Exercise requirements:
• 1. Answer these questions about the blog post on a Peace Corps site placement:
(a) How many residents does the writer's site have?
(b) What does the post say a nedi neswi is?
(c) On what date does the writer plan to stay up all night for the U.S. election results?
• 2. From the blog post on a Peace Corps site placement, reproduce the passage that opens with the words "We learned our" and ends with "the surrounding area.".

*** Extract to read

Friday, October 31, 2008

This just in: I know where I’m going.

Photo from a local wedding procession.

We learned our site placements this afternoon; didn’t realize just how anxious I’ve been until I felt the wave of relief when I learned about my town and the surrounding area.


For security purposes I can’t blog my exact location – email me privately if you want more info! – but I will be way down south, about an hour inland from the coastal resort city of Agadir. Hot climate, near a beach and less than five hours from Marrakesch – how did I manage to score this?



My site is quite small, only 3,000 residents, but it’s flanked by two good-sized cities, so I should have everything I need close to hand. The town is surrounded by orange farms; the current volunteer there tells me I’ll have all the free oranges and clementines I can eat. Sounds heavenly. Other local agricultural endeavors include honey and argan oil, an expensive oil used for cooking and for facial creams.

As soon as I read the current volunteer’s description, I this is the right town for me. Thought I wanted a large community, but small suddenly sounds more manageable (especially knowing I can easily get to a city when I need something). The dar chebab is very active when it comes to boys, but there are opportunities aplenty to encourage girls and young women to get involved. There’s also an active nedi neswi, or women’s center.


I will be only the second Peace Corps volunteer the town has ever had. The current volunteer is very enthusiastic and says my host family can’t wait to meet me. Very few people in town speak English; that sounds daunting, but she says she managed just fine despite having little Darija at first.


It’ll be a busy week – meeting my new host family, seeing the local dar chebab, starting the paperwork for my Moroccan work card and bank account, finding a Darija tutor and learning my way around town. And, of course, staying up all night Nov. 4 for the U.S. election results.


Inshallah, I’ll also be setting up a post-office box – so bring on those care packages! And I may have jumped the gun on my pleas for Polarfleece and wool socks; I’ll scope the situation out and let you know. I’ll have to email the address to y’all privately rather than post my exact whereabouts here.

******
*** Data section

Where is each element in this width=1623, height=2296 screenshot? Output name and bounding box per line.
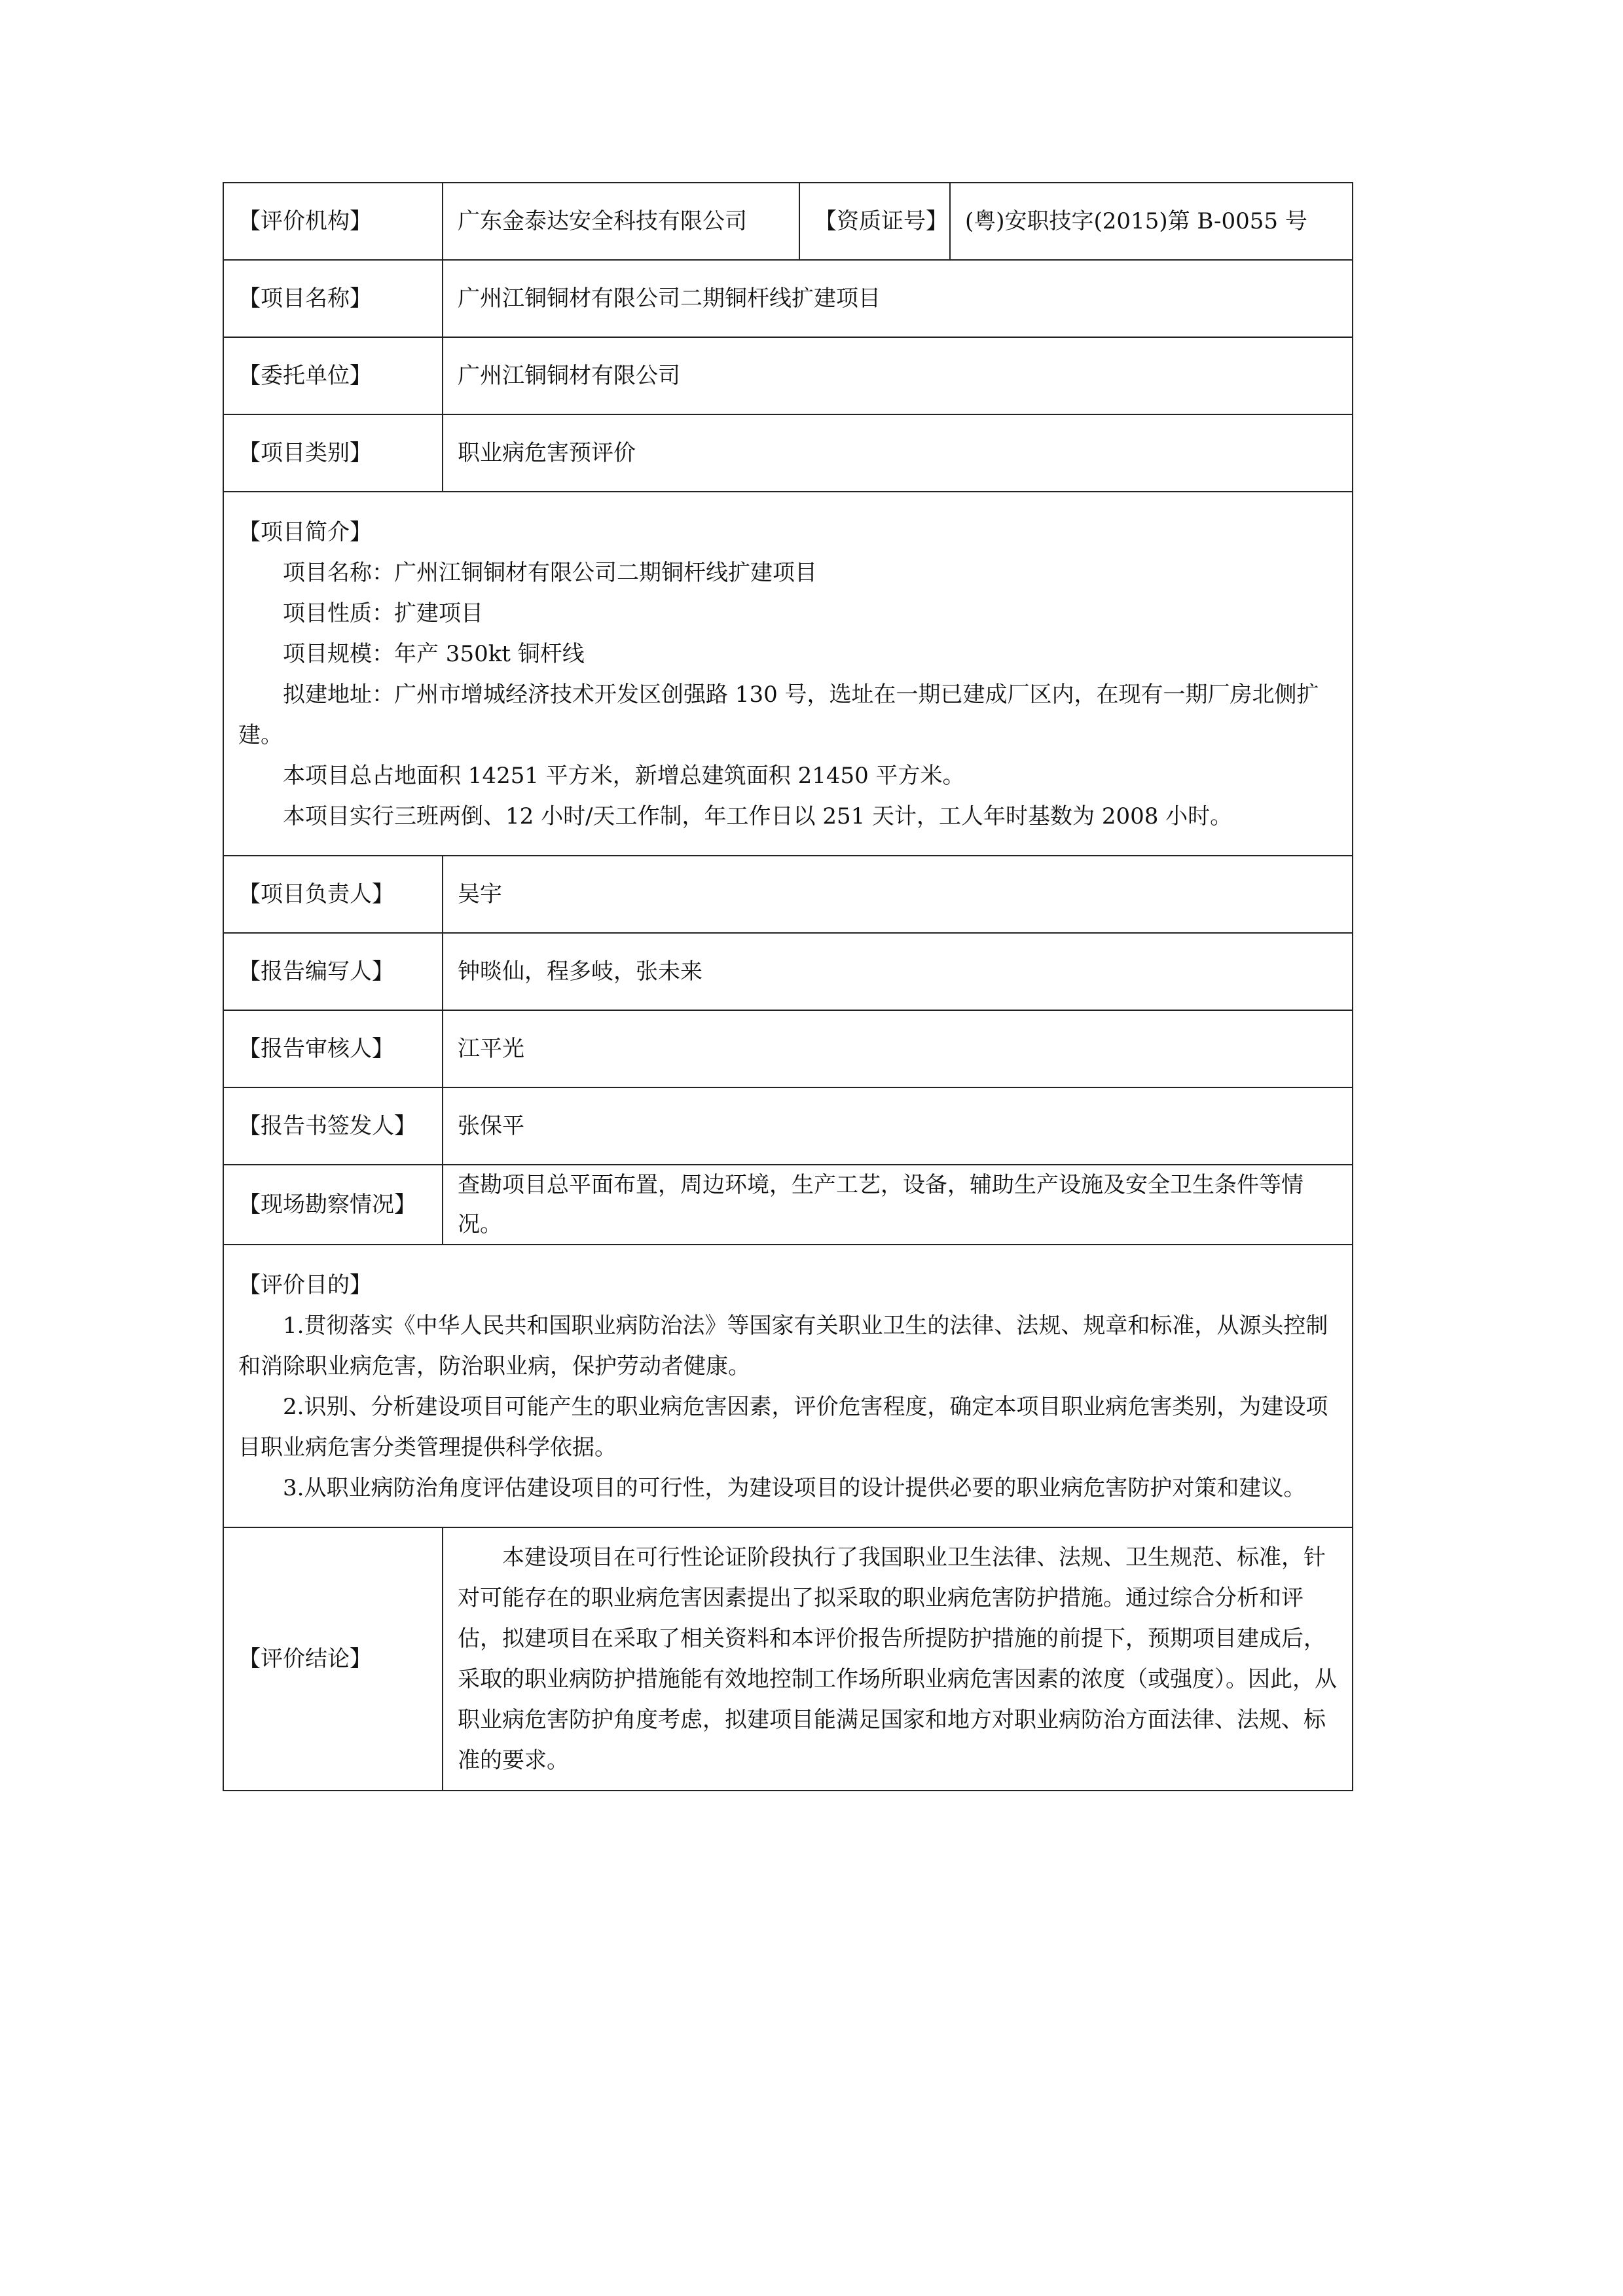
org-label: 【评价机构】	[223, 183, 443, 260]
writer-label: 【报告编写人】	[223, 933, 443, 1010]
cert-value: (粤)安职技字(2015)第 B-0055 号	[950, 183, 1353, 260]
purpose-row	[223, 1245, 1353, 1527]
intro-row	[223, 492, 1353, 856]
conclusion-text: 本建设项目在可行性论证阶段执行了我国职业卫生法律、法规、卫生规范、标准，针对可能存在的职业病危害因素提出了拟采取的职业病危害防护措施。通过综合分析和评估，拟建项目在采取了相关资料和本评价报告所提防护措施的前提下，预期项目建成后，采取的职业病防护措施能有效地控制工作场所职业病危害因素的浓度（或强度）。因此，从职业病危害防护角度考虑，拟建项目能满足国家和地方对职业病防治方面法律、法规、标准的要求。	[443, 1527, 1353, 1791]
reviewer-label: 【报告审核人】	[223, 1010, 443, 1087]
leader-value: 吴宇	[443, 856, 1353, 933]
category-value: 职业病危害预评价	[443, 414, 1353, 492]
conclusion-row	[223, 1527, 1353, 1791]
reviewer-row	[223, 1010, 1353, 1087]
purpose-item-3: 3.从职业病防治角度评估建设项目的可行性，为建设项目的设计提供必要的职业病危害防护对策和建议。	[283, 1475, 1306, 1501]
evaluation-summary-table	[223, 182, 1353, 1791]
category-row	[223, 414, 1353, 492]
intro-shift-line: 本项目实行三班两倒、12 小时/天工作制，年工作日以 251 天计，工人年时基数为 2008 小时。	[283, 803, 1233, 829]
project-name-label: 【项目名称】	[223, 260, 443, 337]
survey-row	[223, 1165, 1353, 1245]
issuer-value: 张保平	[443, 1087, 1353, 1165]
org-row	[223, 183, 1353, 260]
purpose-item-1: 1.贯彻落实《中华人民共和国职业病防治法》等国家有关职业卫生的法律、法规、规章和标准，从源头控制和消除职业病危害，防治职业病，保护劳动者健康。	[238, 1313, 1328, 1379]
writer-value: 钟晱仙，程多岐，张未来	[443, 933, 1353, 1010]
survey-label: 【现场勘察情况】	[223, 1165, 443, 1245]
purpose-item-2: 2.识别、分析建设项目可能产生的职业病危害因素，评价危害程度，确定本项目职业病危害类别，为建设项目职业病危害分类管理提供科学依据。	[238, 1394, 1328, 1461]
reviewer-value: 江平光	[443, 1010, 1353, 1087]
issuer-row	[223, 1087, 1353, 1165]
intro-block	[223, 492, 1353, 856]
conclusion-label: 【评价结论】	[223, 1527, 443, 1791]
intro-area-line: 本项目总占地面积 14251 平方米，新增总建筑面积 21450 平方米。	[283, 763, 965, 789]
leader-label: 【项目负责人】	[223, 856, 443, 933]
intro-nature-line: 项目性质：扩建项目	[283, 600, 483, 627]
leader-row	[223, 856, 1353, 933]
intro-name-line: 项目名称：广州江铜铜材有限公司二期铜杆线扩建项目	[283, 560, 817, 586]
intro-site-line: 拟建地址：广州市增城经济技术开发区创强路 130 号，选址在一期已建成厂区内，在现有一期厂房北侧扩建。	[238, 682, 1319, 748]
intro-heading: 【项目简介】	[238, 519, 372, 545]
issuer-label: 【报告书签发人】	[223, 1087, 443, 1165]
org-value: 广东金泰达安全科技有限公司	[443, 183, 799, 260]
client-value: 广州江铜铜材有限公司	[443, 337, 1353, 414]
project-name-value: 广州江铜铜材有限公司二期铜杆线扩建项目	[443, 260, 1353, 337]
purpose-heading: 【评价目的】	[238, 1272, 372, 1298]
writer-row	[223, 933, 1353, 1010]
cert-label: 【资质证号】	[799, 183, 950, 260]
client-row	[223, 337, 1353, 414]
project-name-row	[223, 260, 1353, 337]
purpose-block	[223, 1245, 1353, 1527]
intro-scale-line: 项目规模：年产 350kt 铜杆线	[283, 641, 585, 667]
category-label: 【项目类别】	[223, 414, 443, 492]
survey-value: 查勘项目总平面布置，周边环境，生产工艺，设备，辅助生产设施及安全卫生条件等情况。	[443, 1165, 1353, 1245]
client-label: 【委托单位】	[223, 337, 443, 414]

******

Answers to the exercise:
• 1.
(a) 3,000
(b) A women's center
(c) Nov. 4

• 2.
We learned our site placements this afternoon; didn’t realize just how anxious I’ve been until I felt the wave of relief when I learned about my town and the surrounding area.